SOURCE INFORMATION =>
Segment Open

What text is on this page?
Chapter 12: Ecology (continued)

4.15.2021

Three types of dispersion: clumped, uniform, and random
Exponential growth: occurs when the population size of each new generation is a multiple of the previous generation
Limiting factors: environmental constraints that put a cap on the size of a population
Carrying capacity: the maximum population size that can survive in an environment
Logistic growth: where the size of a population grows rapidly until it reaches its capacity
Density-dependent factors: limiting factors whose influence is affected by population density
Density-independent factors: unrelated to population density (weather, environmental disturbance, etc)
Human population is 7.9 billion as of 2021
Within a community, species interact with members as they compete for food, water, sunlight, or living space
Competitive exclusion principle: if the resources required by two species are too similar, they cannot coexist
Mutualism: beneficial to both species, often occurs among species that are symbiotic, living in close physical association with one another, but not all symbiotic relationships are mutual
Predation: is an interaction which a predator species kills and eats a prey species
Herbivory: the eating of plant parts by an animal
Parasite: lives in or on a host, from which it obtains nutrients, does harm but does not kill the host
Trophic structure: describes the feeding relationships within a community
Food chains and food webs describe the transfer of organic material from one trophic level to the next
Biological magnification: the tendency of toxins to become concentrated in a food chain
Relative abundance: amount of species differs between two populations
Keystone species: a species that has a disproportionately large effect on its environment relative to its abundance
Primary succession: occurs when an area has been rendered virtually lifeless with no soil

Segment Closed

After reading the records above, transcribe them verbatim.

SOLUTION TO THIS PROBLEM =>
What text is on this page?
Chapter 12: Ecology (continued)

4.15.2021

Three types of dispersion: clumped, uniform, and random
Exponential growth: occurs when the population size of each new generation is a multiple of the previous generation
Limiting factors: environmental constraints that put a cap on the size of a population
Carrying capacity: the maximum population size that can survive in an environment
Logistic growth: where the size of a population grows rapidly until it reaches its capacity
Density-dependent factors: limiting factors whose influence is affected by population density
Density-independent factors: unrelated to population density (weather, environmental disturbance, etc)
Human population is 7.9 billion as of 2021
Within a community, species interact with members as they compete for food, water, sunlight, or living space
Competitive exclusion principle: if the resources required by two species are too similar, they cannot coexist
Mutualism: beneficial to both species, often occurs among species that are symbiotic, living in close physical association with one another, but not all symbiotic relationships are mutual
Predation: is an interaction which a predator species kills and eats a prey species
Herbivory: the eating of plant parts by an animal
Parasite: lives in or on a host, from which it obtains nutrients, does harm but does not kill the host
Trophic structure: describes the feeding relationships within a community
Food chains and food webs describe the transfer of organic material from one trophic level to the next
Biological magnification: the tendency of toxins to become concentrated in a food chain
Relative abundance: amount of species differs between two populations
Keystone species: a species that has a disproportionately large effect on its environment relative to its abundance
Primary succession: occurs when an area has been rendered virtually lifeless with no soil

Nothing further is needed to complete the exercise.